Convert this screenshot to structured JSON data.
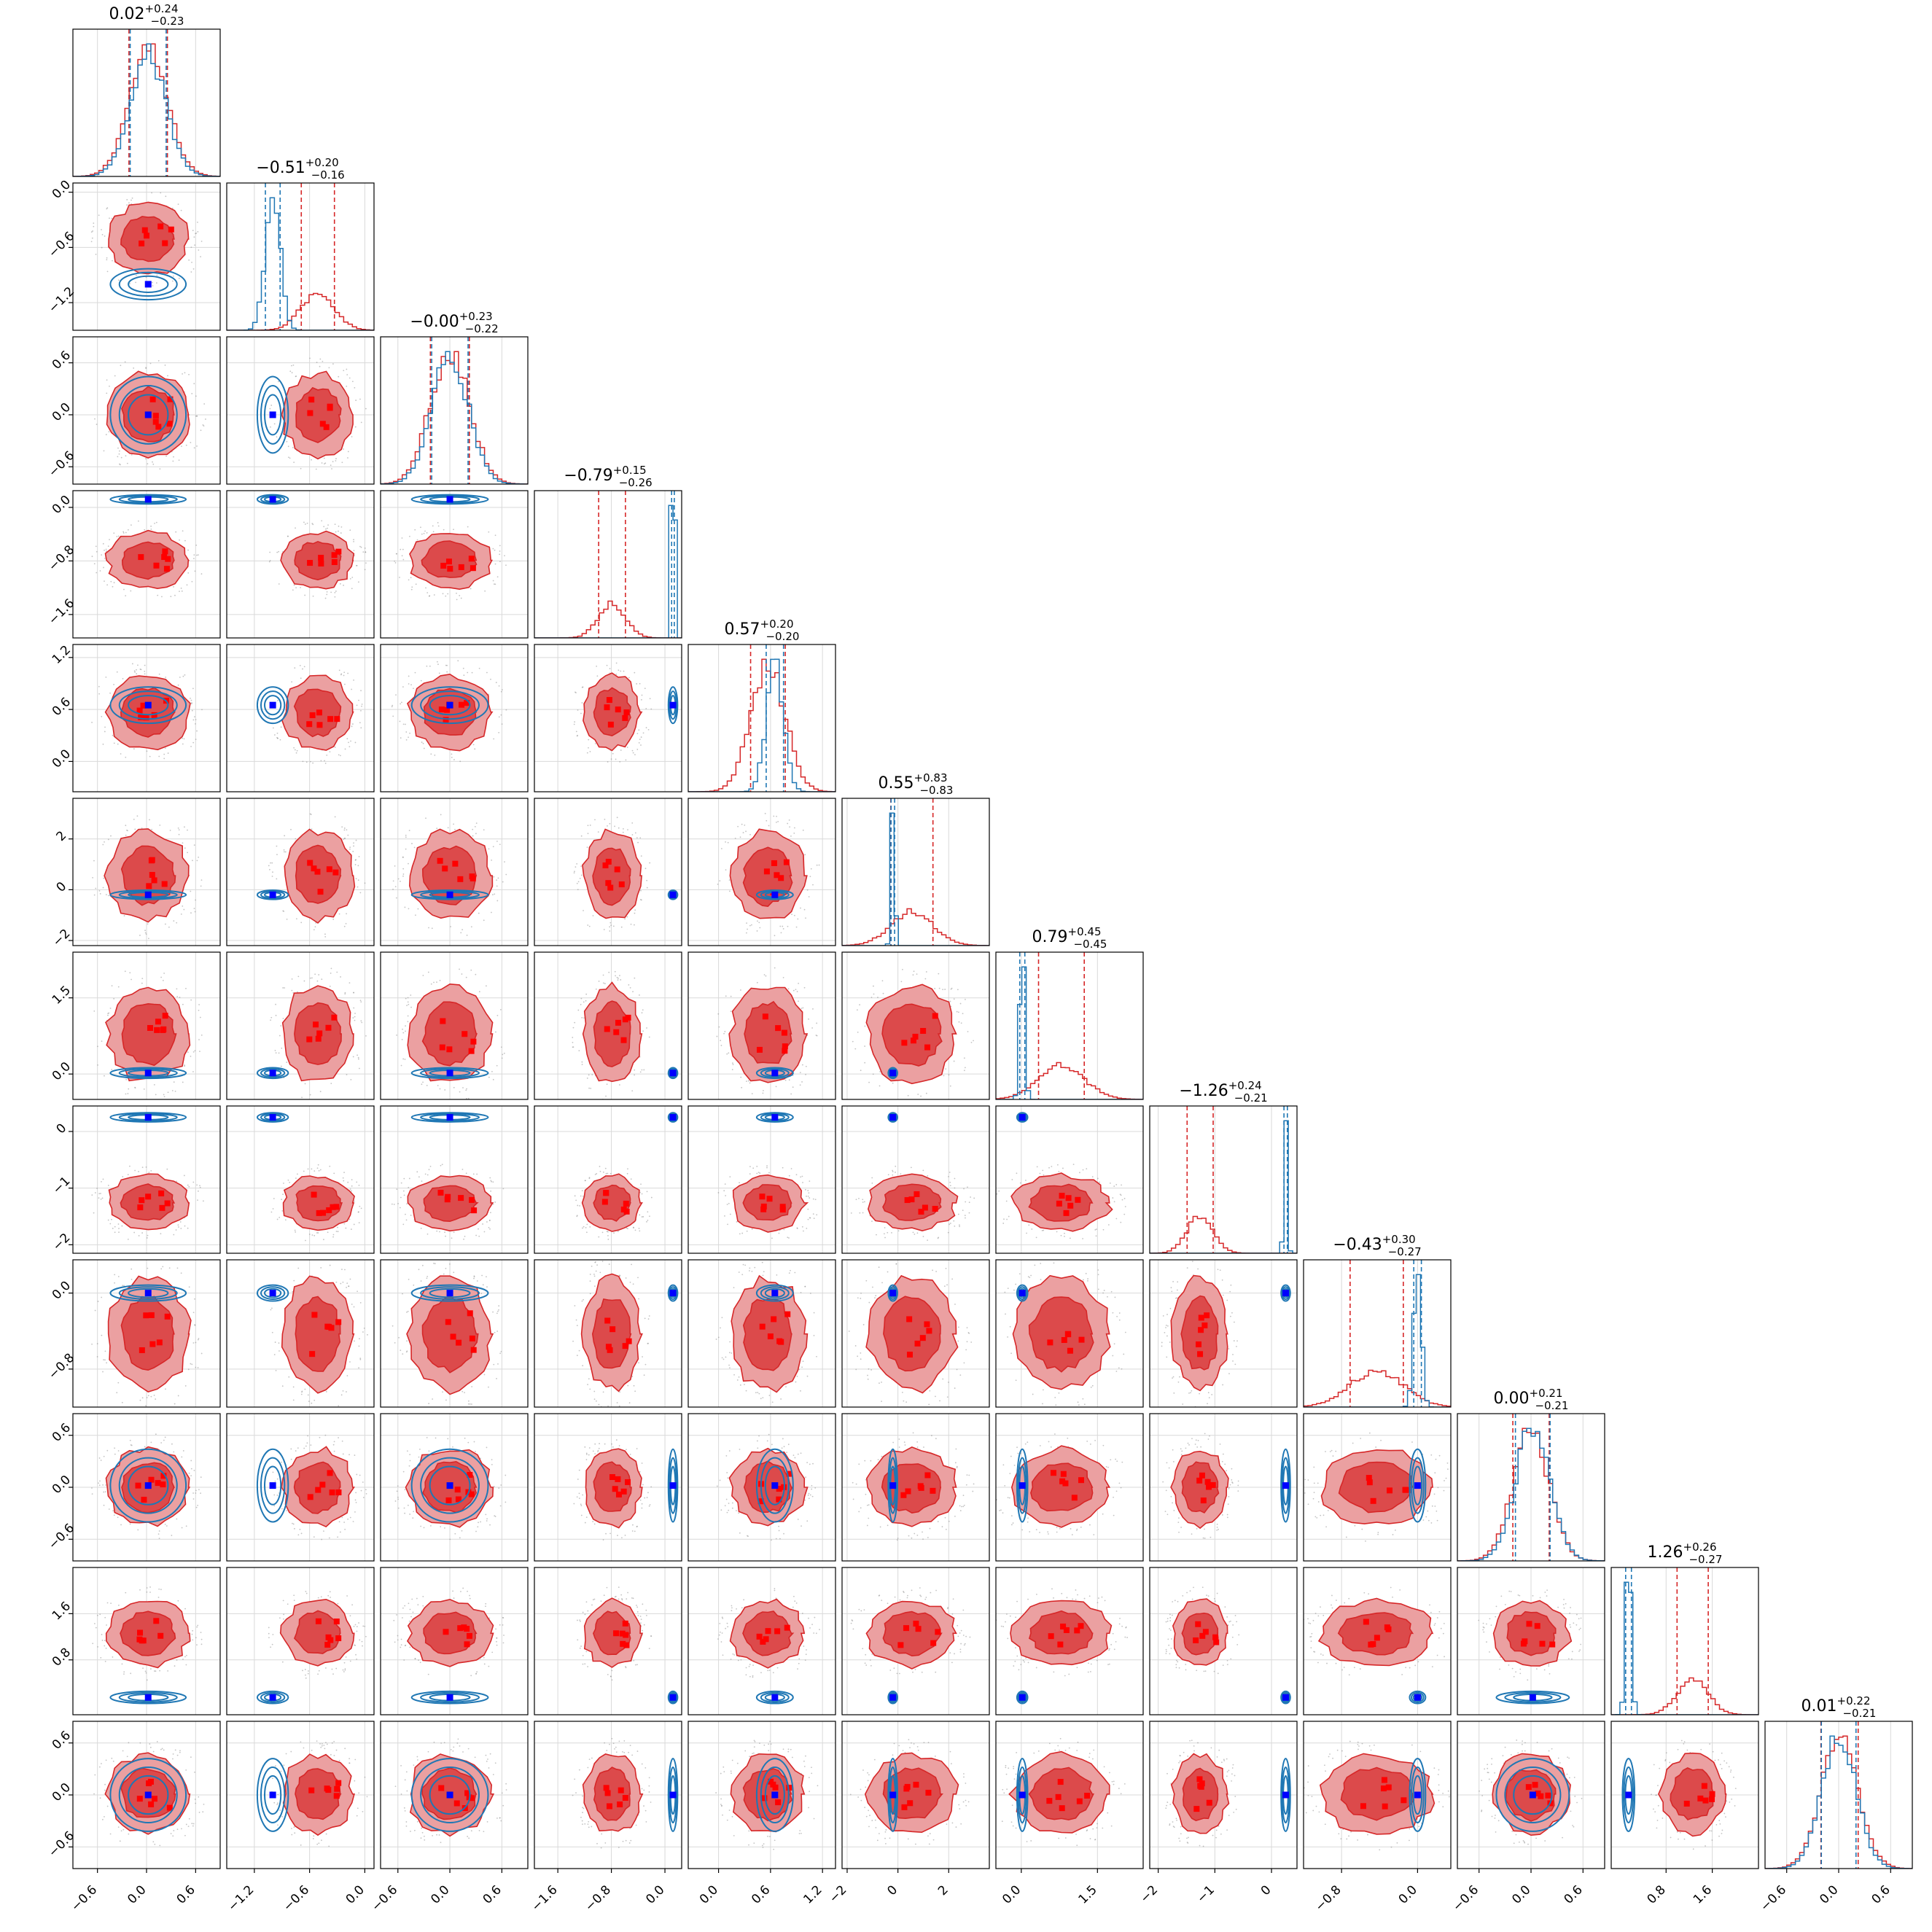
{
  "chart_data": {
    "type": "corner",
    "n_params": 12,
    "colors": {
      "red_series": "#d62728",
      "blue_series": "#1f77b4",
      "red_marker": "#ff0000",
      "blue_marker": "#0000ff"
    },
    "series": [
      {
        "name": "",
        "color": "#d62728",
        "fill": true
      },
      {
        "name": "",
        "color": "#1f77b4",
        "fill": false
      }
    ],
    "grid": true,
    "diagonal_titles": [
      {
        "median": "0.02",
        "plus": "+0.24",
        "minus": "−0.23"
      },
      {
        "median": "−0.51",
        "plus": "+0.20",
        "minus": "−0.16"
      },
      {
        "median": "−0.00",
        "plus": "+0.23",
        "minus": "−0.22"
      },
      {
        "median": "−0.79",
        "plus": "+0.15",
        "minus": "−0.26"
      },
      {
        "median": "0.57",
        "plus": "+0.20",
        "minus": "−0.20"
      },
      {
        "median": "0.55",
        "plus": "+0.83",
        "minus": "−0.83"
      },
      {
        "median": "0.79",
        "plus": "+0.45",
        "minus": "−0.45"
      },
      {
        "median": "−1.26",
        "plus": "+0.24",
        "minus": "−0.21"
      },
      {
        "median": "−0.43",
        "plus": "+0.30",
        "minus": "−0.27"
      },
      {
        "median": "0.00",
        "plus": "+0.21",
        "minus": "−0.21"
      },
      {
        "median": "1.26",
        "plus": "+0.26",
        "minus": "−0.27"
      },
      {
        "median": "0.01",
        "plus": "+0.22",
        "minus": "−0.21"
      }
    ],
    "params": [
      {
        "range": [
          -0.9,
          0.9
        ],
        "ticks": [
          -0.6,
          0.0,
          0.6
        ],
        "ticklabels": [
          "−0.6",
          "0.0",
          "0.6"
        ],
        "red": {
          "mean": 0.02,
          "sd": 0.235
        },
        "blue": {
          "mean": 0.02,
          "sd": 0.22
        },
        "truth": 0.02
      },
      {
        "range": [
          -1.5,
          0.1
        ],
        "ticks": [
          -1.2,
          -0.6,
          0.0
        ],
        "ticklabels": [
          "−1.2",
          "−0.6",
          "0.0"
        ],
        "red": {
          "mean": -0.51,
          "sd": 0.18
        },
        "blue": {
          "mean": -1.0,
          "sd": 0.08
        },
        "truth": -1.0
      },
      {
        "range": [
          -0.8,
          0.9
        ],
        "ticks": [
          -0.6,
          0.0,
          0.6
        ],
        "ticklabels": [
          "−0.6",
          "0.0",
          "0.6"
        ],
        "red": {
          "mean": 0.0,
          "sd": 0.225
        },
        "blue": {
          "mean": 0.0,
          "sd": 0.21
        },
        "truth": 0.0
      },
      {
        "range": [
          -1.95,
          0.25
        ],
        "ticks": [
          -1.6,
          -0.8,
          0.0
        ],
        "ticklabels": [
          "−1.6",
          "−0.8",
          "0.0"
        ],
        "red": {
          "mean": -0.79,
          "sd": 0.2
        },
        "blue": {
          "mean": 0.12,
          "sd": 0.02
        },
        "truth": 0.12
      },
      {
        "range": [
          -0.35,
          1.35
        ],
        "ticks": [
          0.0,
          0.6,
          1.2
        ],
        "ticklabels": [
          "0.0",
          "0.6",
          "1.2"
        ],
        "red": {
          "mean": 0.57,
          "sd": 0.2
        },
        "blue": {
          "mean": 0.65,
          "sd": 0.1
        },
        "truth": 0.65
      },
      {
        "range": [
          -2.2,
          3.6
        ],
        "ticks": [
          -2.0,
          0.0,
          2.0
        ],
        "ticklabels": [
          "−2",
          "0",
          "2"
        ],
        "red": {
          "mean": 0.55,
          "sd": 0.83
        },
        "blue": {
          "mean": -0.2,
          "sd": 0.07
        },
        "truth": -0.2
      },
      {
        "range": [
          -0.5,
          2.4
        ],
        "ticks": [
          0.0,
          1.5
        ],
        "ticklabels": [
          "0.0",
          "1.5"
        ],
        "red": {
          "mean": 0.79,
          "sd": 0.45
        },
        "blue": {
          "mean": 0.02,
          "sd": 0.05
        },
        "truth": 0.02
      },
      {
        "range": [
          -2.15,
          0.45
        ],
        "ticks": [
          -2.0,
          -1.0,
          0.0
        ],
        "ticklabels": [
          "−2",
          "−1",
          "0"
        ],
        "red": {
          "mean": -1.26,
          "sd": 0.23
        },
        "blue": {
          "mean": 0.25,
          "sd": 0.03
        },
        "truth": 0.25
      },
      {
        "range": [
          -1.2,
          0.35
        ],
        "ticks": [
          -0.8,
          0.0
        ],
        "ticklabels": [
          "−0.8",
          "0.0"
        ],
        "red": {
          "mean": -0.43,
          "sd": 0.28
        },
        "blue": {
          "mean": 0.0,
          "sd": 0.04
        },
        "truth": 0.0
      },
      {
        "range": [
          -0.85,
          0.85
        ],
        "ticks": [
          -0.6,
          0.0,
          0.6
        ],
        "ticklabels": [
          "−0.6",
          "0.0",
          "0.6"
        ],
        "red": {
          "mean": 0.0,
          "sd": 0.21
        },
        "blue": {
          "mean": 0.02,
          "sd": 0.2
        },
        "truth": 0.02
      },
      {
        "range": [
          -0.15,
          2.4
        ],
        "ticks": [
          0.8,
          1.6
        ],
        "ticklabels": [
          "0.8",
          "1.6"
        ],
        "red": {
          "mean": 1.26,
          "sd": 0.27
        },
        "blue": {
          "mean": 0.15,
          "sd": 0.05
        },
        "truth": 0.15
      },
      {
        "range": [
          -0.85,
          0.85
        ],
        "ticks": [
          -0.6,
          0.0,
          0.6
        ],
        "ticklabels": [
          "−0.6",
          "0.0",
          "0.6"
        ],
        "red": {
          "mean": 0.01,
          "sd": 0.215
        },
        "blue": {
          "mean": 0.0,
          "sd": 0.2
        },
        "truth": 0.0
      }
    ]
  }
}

■ **GIVEN INSTRUCTION**
Copy the entries exactly. Leave out the images.

■ **SOLVED EXERCISE**
Convert this screenshot to structured JSON data.
{
  "chart_data": {
    "type": "corner",
    "n_params": 12,
    "colors": {
      "red_series": "#d62728",
      "blue_series": "#1f77b4",
      "red_marker": "#ff0000",
      "blue_marker": "#0000ff"
    },
    "series": [
      {
        "name": "",
        "color": "#d62728",
        "fill": true
      },
      {
        "name": "",
        "color": "#1f77b4",
        "fill": false
      }
    ],
    "grid": true,
    "diagonal_titles": [
      {
        "median": "0.02",
        "plus": "+0.24",
        "minus": "−0.23"
      },
      {
        "median": "−0.51",
        "plus": "+0.20",
        "minus": "−0.16"
      },
      {
        "median": "−0.00",
        "plus": "+0.23",
        "minus": "−0.22"
      },
      {
        "median": "−0.79",
        "plus": "+0.15",
        "minus": "−0.26"
      },
      {
        "median": "0.57",
        "plus": "+0.20",
        "minus": "−0.20"
      },
      {
        "median": "0.55",
        "plus": "+0.83",
        "minus": "−0.83"
      },
      {
        "median": "0.79",
        "plus": "+0.45",
        "minus": "−0.45"
      },
      {
        "median": "−1.26",
        "plus": "+0.24",
        "minus": "−0.21"
      },
      {
        "median": "−0.43",
        "plus": "+0.30",
        "minus": "−0.27"
      },
      {
        "median": "0.00",
        "plus": "+0.21",
        "minus": "−0.21"
      },
      {
        "median": "1.26",
        "plus": "+0.26",
        "minus": "−0.27"
      },
      {
        "median": "0.01",
        "plus": "+0.22",
        "minus": "−0.21"
      }
    ],
    "params": [
      {
        "range": [
          -0.9,
          0.9
        ],
        "ticks": [
          -0.6,
          0.0,
          0.6
        ],
        "ticklabels": [
          "−0.6",
          "0.0",
          "0.6"
        ],
        "red": {
          "mean": 0.02,
          "sd": 0.235
        },
        "blue": {
          "mean": 0.02,
          "sd": 0.22
        },
        "truth": 0.02
      },
      {
        "range": [
          -1.5,
          0.1
        ],
        "ticks": [
          -1.2,
          -0.6,
          0.0
        ],
        "ticklabels": [
          "−1.2",
          "−0.6",
          "0.0"
        ],
        "red": {
          "mean": -0.51,
          "sd": 0.18
        },
        "blue": {
          "mean": -1.0,
          "sd": 0.08
        },
        "truth": -1.0
      },
      {
        "range": [
          -0.8,
          0.9
        ],
        "ticks": [
          -0.6,
          0.0,
          0.6
        ],
        "ticklabels": [
          "−0.6",
          "0.0",
          "0.6"
        ],
        "red": {
          "mean": 0.0,
          "sd": 0.225
        },
        "blue": {
          "mean": 0.0,
          "sd": 0.21
        },
        "truth": 0.0
      },
      {
        "range": [
          -1.95,
          0.25
        ],
        "ticks": [
          -1.6,
          -0.8,
          0.0
        ],
        "ticklabels": [
          "−1.6",
          "−0.8",
          "0.0"
        ],
        "red": {
          "mean": -0.79,
          "sd": 0.2
        },
        "blue": {
          "mean": 0.12,
          "sd": 0.02
        },
        "truth": 0.12
      },
      {
        "range": [
          -0.35,
          1.35
        ],
        "ticks": [
          0.0,
          0.6,
          1.2
        ],
        "ticklabels": [
          "0.0",
          "0.6",
          "1.2"
        ],
        "red": {
          "mean": 0.57,
          "sd": 0.2
        },
        "blue": {
          "mean": 0.65,
          "sd": 0.1
        },
        "truth": 0.65
      },
      {
        "range": [
          -2.2,
          3.6
        ],
        "ticks": [
          -2.0,
          0.0,
          2.0
        ],
        "ticklabels": [
          "−2",
          "0",
          "2"
        ],
        "red": {
          "mean": 0.55,
          "sd": 0.83
        },
        "blue": {
          "mean": -0.2,
          "sd": 0.07
        },
        "truth": -0.2
      },
      {
        "range": [
          -0.5,
          2.4
        ],
        "ticks": [
          0.0,
          1.5
        ],
        "ticklabels": [
          "0.0",
          "1.5"
        ],
        "red": {
          "mean": 0.79,
          "sd": 0.45
        },
        "blue": {
          "mean": 0.02,
          "sd": 0.05
        },
        "truth": 0.02
      },
      {
        "range": [
          -2.15,
          0.45
        ],
        "ticks": [
          -2.0,
          -1.0,
          0.0
        ],
        "ticklabels": [
          "−2",
          "−1",
          "0"
        ],
        "red": {
          "mean": -1.26,
          "sd": 0.23
        },
        "blue": {
          "mean": 0.25,
          "sd": 0.03
        },
        "truth": 0.25
      },
      {
        "range": [
          -1.2,
          0.35
        ],
        "ticks": [
          -0.8,
          0.0
        ],
        "ticklabels": [
          "−0.8",
          "0.0"
        ],
        "red": {
          "mean": -0.43,
          "sd": 0.28
        },
        "blue": {
          "mean": 0.0,
          "sd": 0.04
        },
        "truth": 0.0
      },
      {
        "range": [
          -0.85,
          0.85
        ],
        "ticks": [
          -0.6,
          0.0,
          0.6
        ],
        "ticklabels": [
          "−0.6",
          "0.0",
          "0.6"
        ],
        "red": {
          "mean": 0.0,
          "sd": 0.21
        },
        "blue": {
          "mean": 0.02,
          "sd": 0.2
        },
        "truth": 0.02
      },
      {
        "range": [
          -0.15,
          2.4
        ],
        "ticks": [
          0.8,
          1.6
        ],
        "ticklabels": [
          "0.8",
          "1.6"
        ],
        "red": {
          "mean": 1.26,
          "sd": 0.27
        },
        "blue": {
          "mean": 0.15,
          "sd": 0.05
        },
        "truth": 0.15
      },
      {
        "range": [
          -0.85,
          0.85
        ],
        "ticks": [
          -0.6,
          0.0,
          0.6
        ],
        "ticklabels": [
          "−0.6",
          "0.0",
          "0.6"
        ],
        "red": {
          "mean": 0.01,
          "sd": 0.215
        },
        "blue": {
          "mean": 0.0,
          "sd": 0.2
        },
        "truth": 0.0
      }
    ]
  }
}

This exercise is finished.